This post contains links to products that I may receive compensation from at no additional cost to you. View my Affiliate Disclosure page here.
It’s time to check out book club picks for May 2024!
How’s your reading month going so far? I’m currently reading Emily Henry’s Funny Story and I’m really enjoying it. I’ve read quite a bit of her books but I missed Happy Place, however, am so glad I picked up Funny Story.
So I consider May the first summer month, but I know in some places in can still be cold. When we lived in Colorado, it actually snowed for Mother’s Day one year! But as many schools get ready to be out for summer, we’re all thinking about warm weather and sunny days.
And summer equals— a ton of books published each month! As always, my monthly lists covers three new releases and two older titles. The older titles include my original book club questions too.
If you’re looking for more new releases, be sure to check out my huge must-read book club picks for 2024 list!
Let’s get to the book picks!
Newer Titles
The Heirloom by Jessie Rosen (May 7)
The Heirloom by Jessie Rosen sounds like the ideal book to kick off summer reading season. The novel follows a recently engaged woman whose long-held superstition about heirloom engagement rings sends her on a journey around the world to ensure her ring—and her marriage—contains “forever energy.” So excited for it! Synopsis here:
Shea Anderson’s beloved Nonna had endless rules for a happy, healthy life: avoid owls, never put a hat on a bed, and never, ever accept a marriage proposal that comes with an heirloom ring. Happily ever after is hard enough without bad karma in the mix.
Naturally, panic sets in when Shea’s boyfriend, John, proposes with an heirloom ring. Yes is her answer, but Nonna’s warning sets Shea on a mission to ensure the ring contains forever energy: She will find its previous owners wherever they may be. With the help of her long-suffering big sister and a nosy journalist eager for a big story, Shea embarks on a journey that takes her from Los Angeles and New York to Italy and Portugal.
Sophisticated, cinematic, and full of lively observations, The Heirloom is a diamond-sharp read for everyone who’s ever tried to make their own good luck.

THE TASKS
a) In the May 2024 book club picks post, what places does Shea's journey take her to?
b) Write the next part of the May 2024 book club picks post, beginning after its last sentence.

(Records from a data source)
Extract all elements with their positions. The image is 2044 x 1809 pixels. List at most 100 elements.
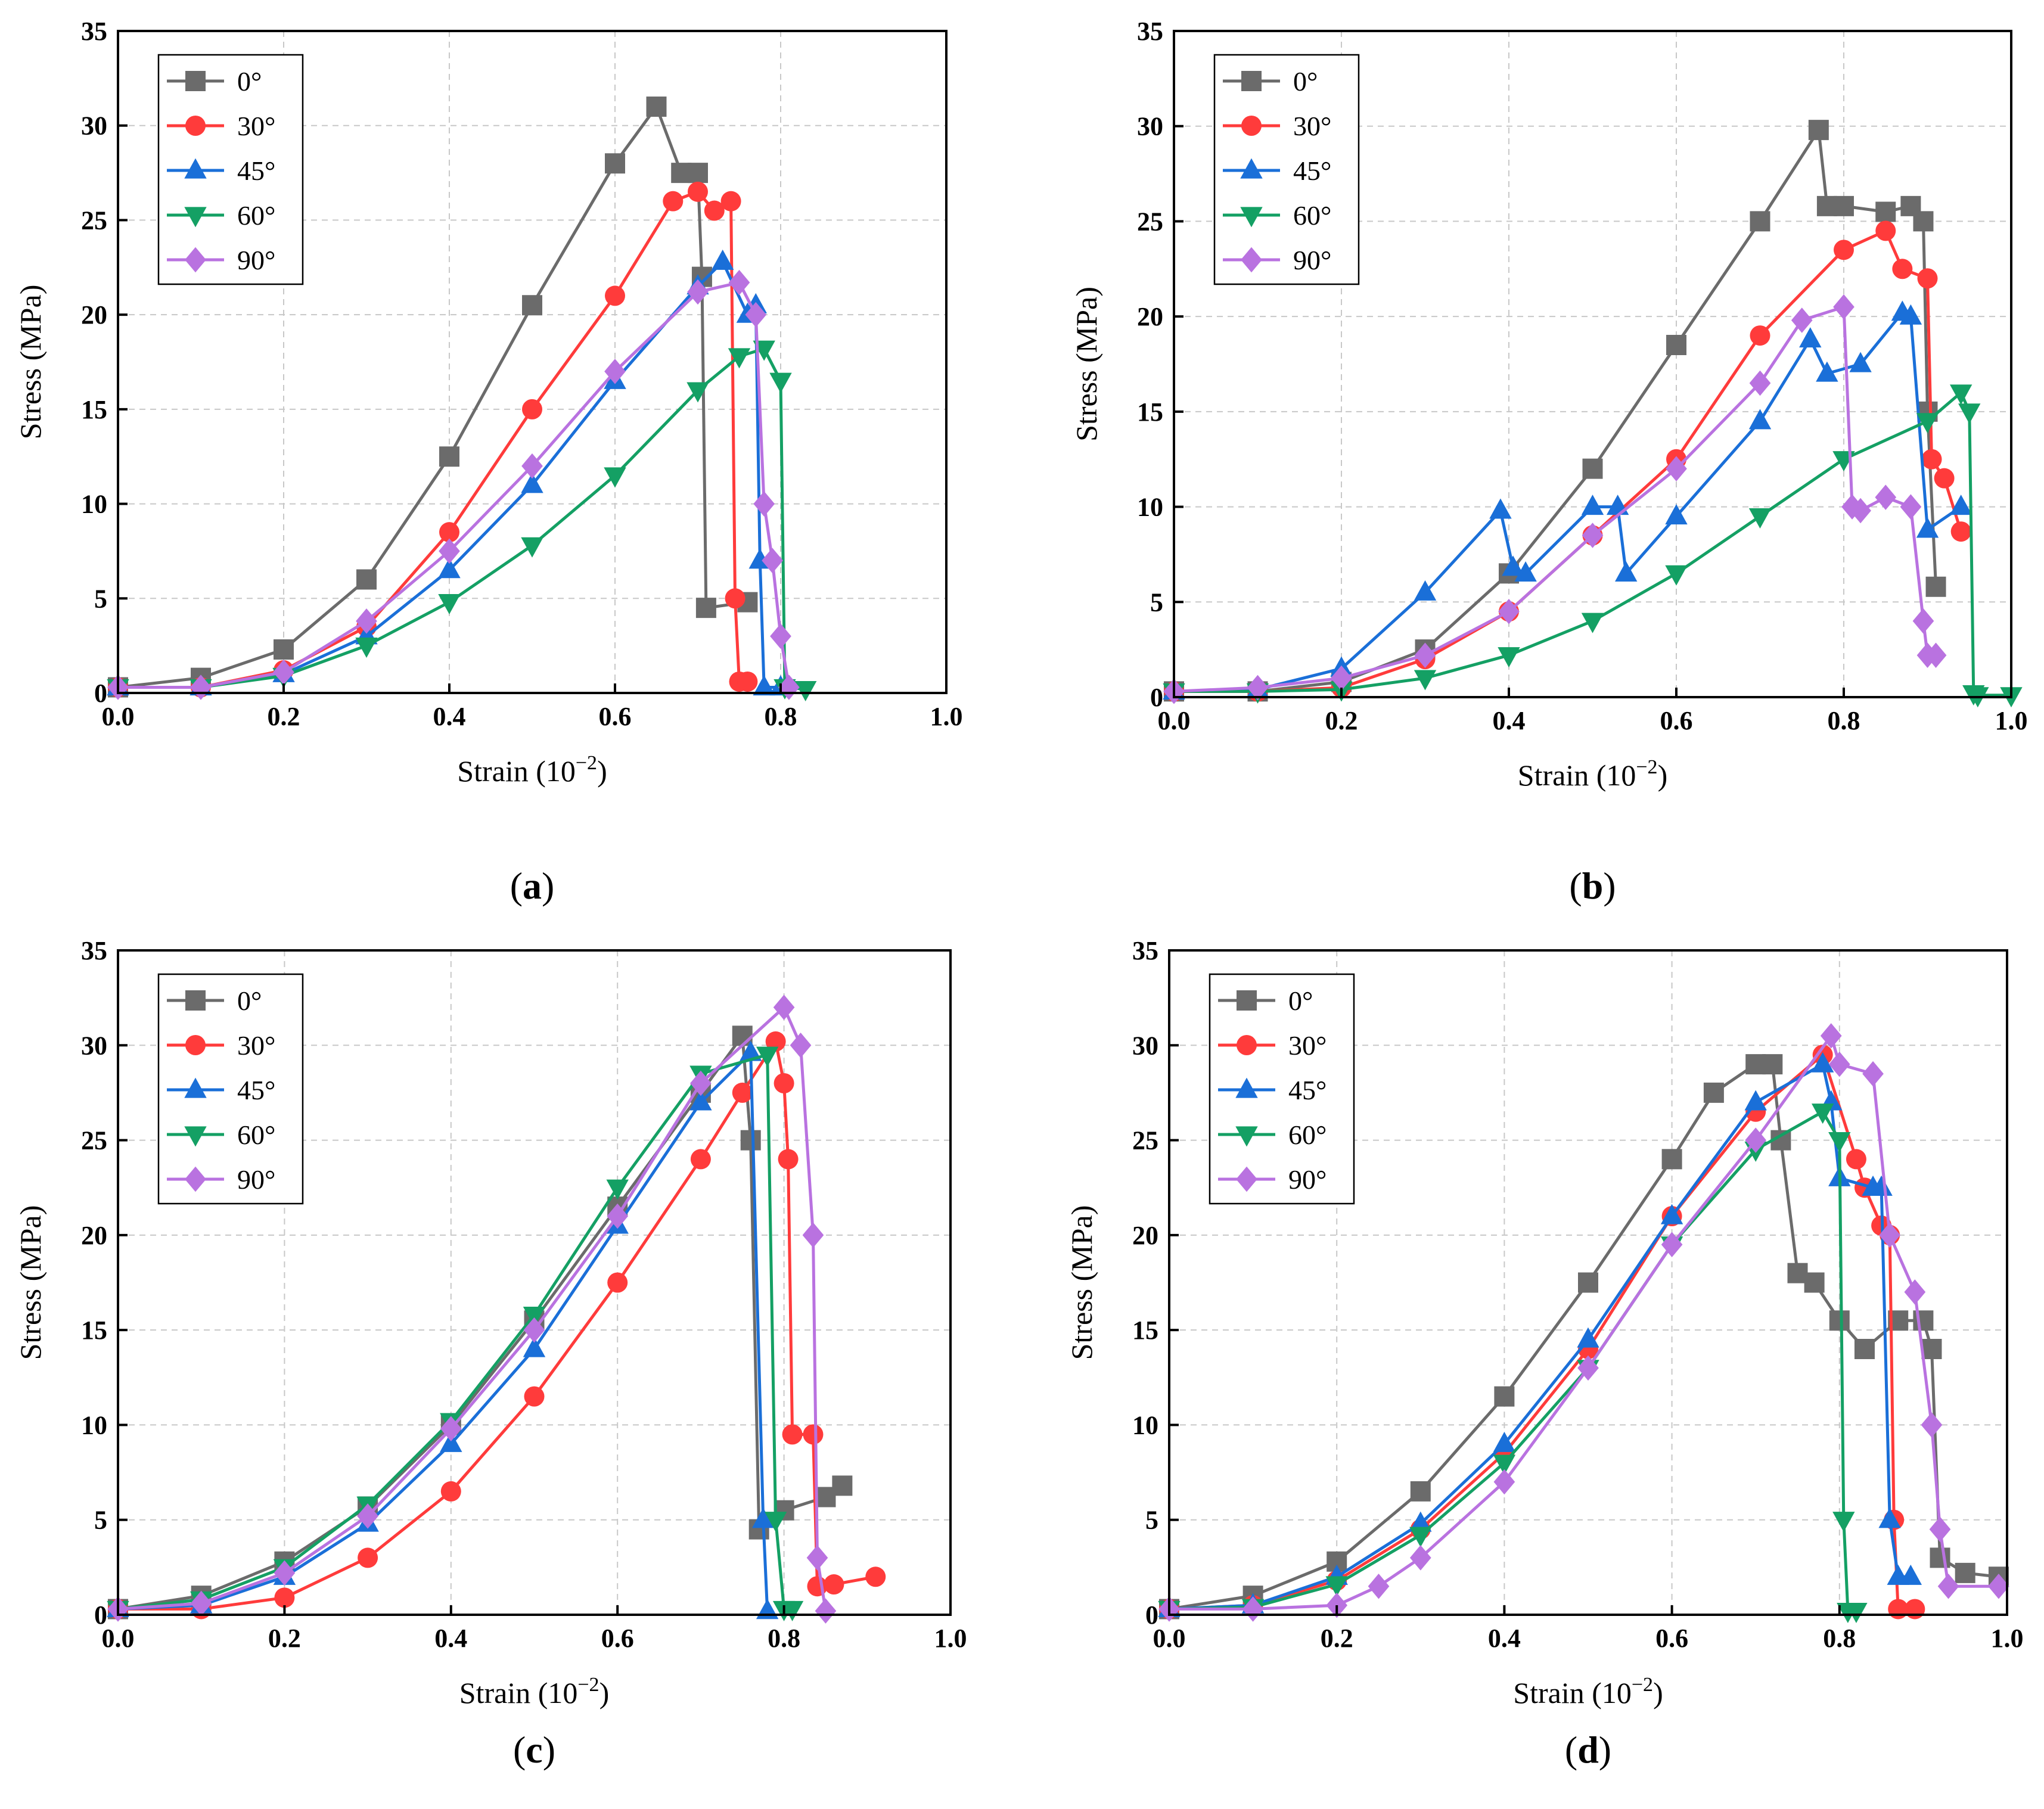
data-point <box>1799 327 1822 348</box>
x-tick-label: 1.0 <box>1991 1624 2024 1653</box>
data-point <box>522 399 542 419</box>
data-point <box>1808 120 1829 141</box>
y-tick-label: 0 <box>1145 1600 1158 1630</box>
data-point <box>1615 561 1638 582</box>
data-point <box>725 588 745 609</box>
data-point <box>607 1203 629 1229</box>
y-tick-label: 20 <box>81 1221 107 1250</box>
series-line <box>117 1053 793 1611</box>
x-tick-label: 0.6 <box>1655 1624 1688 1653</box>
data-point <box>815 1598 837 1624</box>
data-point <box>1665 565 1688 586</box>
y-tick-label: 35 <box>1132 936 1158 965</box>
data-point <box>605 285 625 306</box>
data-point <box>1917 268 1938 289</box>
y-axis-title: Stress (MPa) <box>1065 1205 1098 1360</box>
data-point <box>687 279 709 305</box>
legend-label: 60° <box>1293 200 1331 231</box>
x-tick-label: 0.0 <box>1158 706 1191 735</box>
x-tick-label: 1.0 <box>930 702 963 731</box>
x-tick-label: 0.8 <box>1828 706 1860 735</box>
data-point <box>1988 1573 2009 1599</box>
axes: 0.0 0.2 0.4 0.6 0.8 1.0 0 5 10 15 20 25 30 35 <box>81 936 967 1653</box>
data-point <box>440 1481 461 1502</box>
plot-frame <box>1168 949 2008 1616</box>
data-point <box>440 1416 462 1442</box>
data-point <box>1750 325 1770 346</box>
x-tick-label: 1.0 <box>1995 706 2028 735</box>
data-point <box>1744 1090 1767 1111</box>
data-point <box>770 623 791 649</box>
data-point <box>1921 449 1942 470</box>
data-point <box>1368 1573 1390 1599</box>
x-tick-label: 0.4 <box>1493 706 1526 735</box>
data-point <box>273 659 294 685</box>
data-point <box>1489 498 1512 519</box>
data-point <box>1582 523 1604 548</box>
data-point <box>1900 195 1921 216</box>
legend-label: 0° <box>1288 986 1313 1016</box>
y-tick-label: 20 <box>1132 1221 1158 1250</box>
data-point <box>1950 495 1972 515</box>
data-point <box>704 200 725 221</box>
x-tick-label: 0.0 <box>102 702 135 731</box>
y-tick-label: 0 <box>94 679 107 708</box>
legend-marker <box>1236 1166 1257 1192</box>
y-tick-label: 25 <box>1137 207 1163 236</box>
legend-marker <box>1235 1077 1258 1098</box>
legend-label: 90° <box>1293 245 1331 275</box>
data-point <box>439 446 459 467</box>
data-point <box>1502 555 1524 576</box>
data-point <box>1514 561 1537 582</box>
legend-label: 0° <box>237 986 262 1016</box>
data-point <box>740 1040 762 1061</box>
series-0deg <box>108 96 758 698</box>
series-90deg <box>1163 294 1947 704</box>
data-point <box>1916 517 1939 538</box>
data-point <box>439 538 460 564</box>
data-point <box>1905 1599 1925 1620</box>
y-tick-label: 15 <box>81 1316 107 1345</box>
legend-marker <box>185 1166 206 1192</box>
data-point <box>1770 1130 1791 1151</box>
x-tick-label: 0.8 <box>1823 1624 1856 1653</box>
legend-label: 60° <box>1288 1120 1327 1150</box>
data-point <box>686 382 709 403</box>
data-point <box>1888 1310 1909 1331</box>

EXERCISE RESPONSES
a) Los Angeles, New York, Italy and Portugal.

b)
Shanghailanders by Juli Min (May 7)
I’m so intrigued by the premise of Shanghailanders by Juli Min. This debut novel follows a cosmopolitan Shanghai household backward in time—beginning in 2040 and moving through our present and the recent past—exploring their secrets, their losses, and the ways a family makes and remakes itself across the years. Here’s the synopsis:
2040: Wealthy real estate investor Leo Yang—handsome, distinguished, a real Shanghai man—is on the train back to the city after seeing his family off at the airport. His sophisticated Japanese-French wife, Eko, and their two eldest children, Yumi and Yoko, are headed for Boston, though one daughter’s revelation will soon reroute them to Paris. 2039: Kiko, their youngest daughter and an aspiring actress, decides to pursue fame at any cost, like her icon Marilyn Monroe. 2038: Yumi comes to Yoko in need, after a college-dorm situation at Harvard goes disastrously wrong.
As the years rewind to 2014, Shanghailanders brings readers into the shared and separate lives of the Yang family parent by parent, daughter by daughter, and through the eyes of the people in their orbit—a nanny from the provinces, a private driver with a penchant for danger, and a grandmother whose memories of the past echo the present. We glimpse a future where the city’s waters rise and the specter of apocalypse is never far off. But in Juli Min’s hands, we also see that whatever may change, universal constants remain: love is complex, life is not fair, and family will always be stubbornly connected by blood, secrets, and longing.
Brilliantly constructed and achingly resonant, Shanghailanders is an unforgettable exploration of marriage, relationships, and the layered experience of time.
Long After We Are Gone by Terah Shelton Harris (May 14)
A book that absolutely sounds ideal for book clubs is Long After We Are Gone by Terah Shelton Harris. The story follows four siblings—each fighting their own personal battle—who return home in the wake of their father’s death in order to save their family’s home from being sold out from under them. Here’s the synopsis:
“Don’t let the white man take the house.”
These are the last words King Solomon says to his son before he dies. Now all four Solomon siblings must return to North Carolina to save the Kingdom, their ancestral home and 200 acres of land, from a development company, who has their sights set on turning the valuable waterfront property into a luxury resort.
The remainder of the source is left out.